Make an exact copy of all the entries below, with the pictures left out.
━━━━━━━━━━━━━━━━
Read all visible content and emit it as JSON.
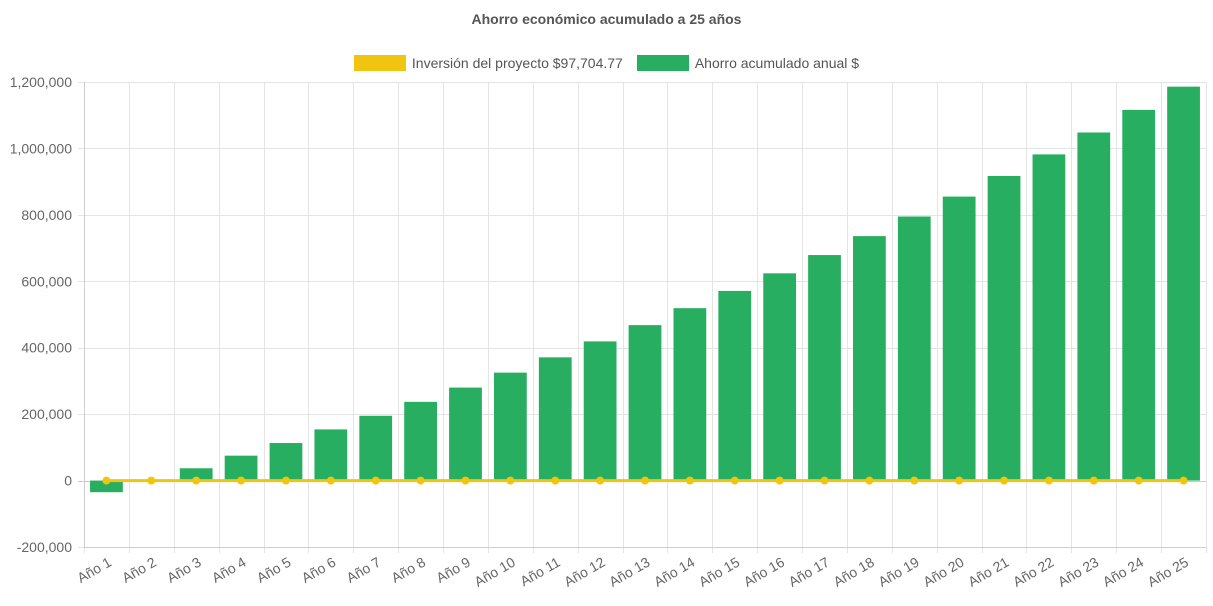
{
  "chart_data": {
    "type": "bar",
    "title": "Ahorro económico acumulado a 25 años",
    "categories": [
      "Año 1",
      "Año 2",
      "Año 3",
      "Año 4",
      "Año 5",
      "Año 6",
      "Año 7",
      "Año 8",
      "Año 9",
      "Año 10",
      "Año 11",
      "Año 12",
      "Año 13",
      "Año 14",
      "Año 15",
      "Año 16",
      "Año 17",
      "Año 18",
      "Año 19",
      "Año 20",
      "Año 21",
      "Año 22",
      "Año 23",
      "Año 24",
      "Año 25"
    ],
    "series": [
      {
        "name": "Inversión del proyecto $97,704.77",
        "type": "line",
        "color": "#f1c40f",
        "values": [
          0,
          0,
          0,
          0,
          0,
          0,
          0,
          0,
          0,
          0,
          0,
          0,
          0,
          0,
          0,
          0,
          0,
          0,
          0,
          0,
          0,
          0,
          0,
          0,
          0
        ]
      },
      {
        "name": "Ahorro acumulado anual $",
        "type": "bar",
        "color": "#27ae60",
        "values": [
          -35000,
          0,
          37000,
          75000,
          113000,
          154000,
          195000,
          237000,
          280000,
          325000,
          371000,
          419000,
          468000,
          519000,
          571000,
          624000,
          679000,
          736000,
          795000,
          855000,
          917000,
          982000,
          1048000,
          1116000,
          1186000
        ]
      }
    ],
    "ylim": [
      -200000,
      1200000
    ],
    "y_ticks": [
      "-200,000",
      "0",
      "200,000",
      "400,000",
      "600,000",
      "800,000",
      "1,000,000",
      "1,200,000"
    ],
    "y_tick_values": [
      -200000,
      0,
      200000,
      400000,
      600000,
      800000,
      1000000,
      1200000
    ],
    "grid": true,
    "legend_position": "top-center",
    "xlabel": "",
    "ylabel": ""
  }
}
━━━━━━━━━━━━━━━━
→ **The reply**:
Read all visible content and emit it as JSON.
{
  "chart_data": {
    "type": "bar",
    "title": "Ahorro económico acumulado a 25 años",
    "categories": [
      "Año 1",
      "Año 2",
      "Año 3",
      "Año 4",
      "Año 5",
      "Año 6",
      "Año 7",
      "Año 8",
      "Año 9",
      "Año 10",
      "Año 11",
      "Año 12",
      "Año 13",
      "Año 14",
      "Año 15",
      "Año 16",
      "Año 17",
      "Año 18",
      "Año 19",
      "Año 20",
      "Año 21",
      "Año 22",
      "Año 23",
      "Año 24",
      "Año 25"
    ],
    "series": [
      {
        "name": "Inversión del proyecto $97,704.77",
        "type": "line",
        "color": "#f1c40f",
        "values": [
          0,
          0,
          0,
          0,
          0,
          0,
          0,
          0,
          0,
          0,
          0,
          0,
          0,
          0,
          0,
          0,
          0,
          0,
          0,
          0,
          0,
          0,
          0,
          0,
          0
        ]
      },
      {
        "name": "Ahorro acumulado anual $",
        "type": "bar",
        "color": "#27ae60",
        "values": [
          -35000,
          0,
          37000,
          75000,
          113000,
          154000,
          195000,
          237000,
          280000,
          325000,
          371000,
          419000,
          468000,
          519000,
          571000,
          624000,
          679000,
          736000,
          795000,
          855000,
          917000,
          982000,
          1048000,
          1116000,
          1186000
        ]
      }
    ],
    "ylim": [
      -200000,
      1200000
    ],
    "y_ticks": [
      "-200,000",
      "0",
      "200,000",
      "400,000",
      "600,000",
      "800,000",
      "1,000,000",
      "1,200,000"
    ],
    "y_tick_values": [
      -200000,
      0,
      200000,
      400000,
      600000,
      800000,
      1000000,
      1200000
    ],
    "grid": true,
    "legend_position": "top-center",
    "xlabel": "",
    "ylabel": ""
  }
}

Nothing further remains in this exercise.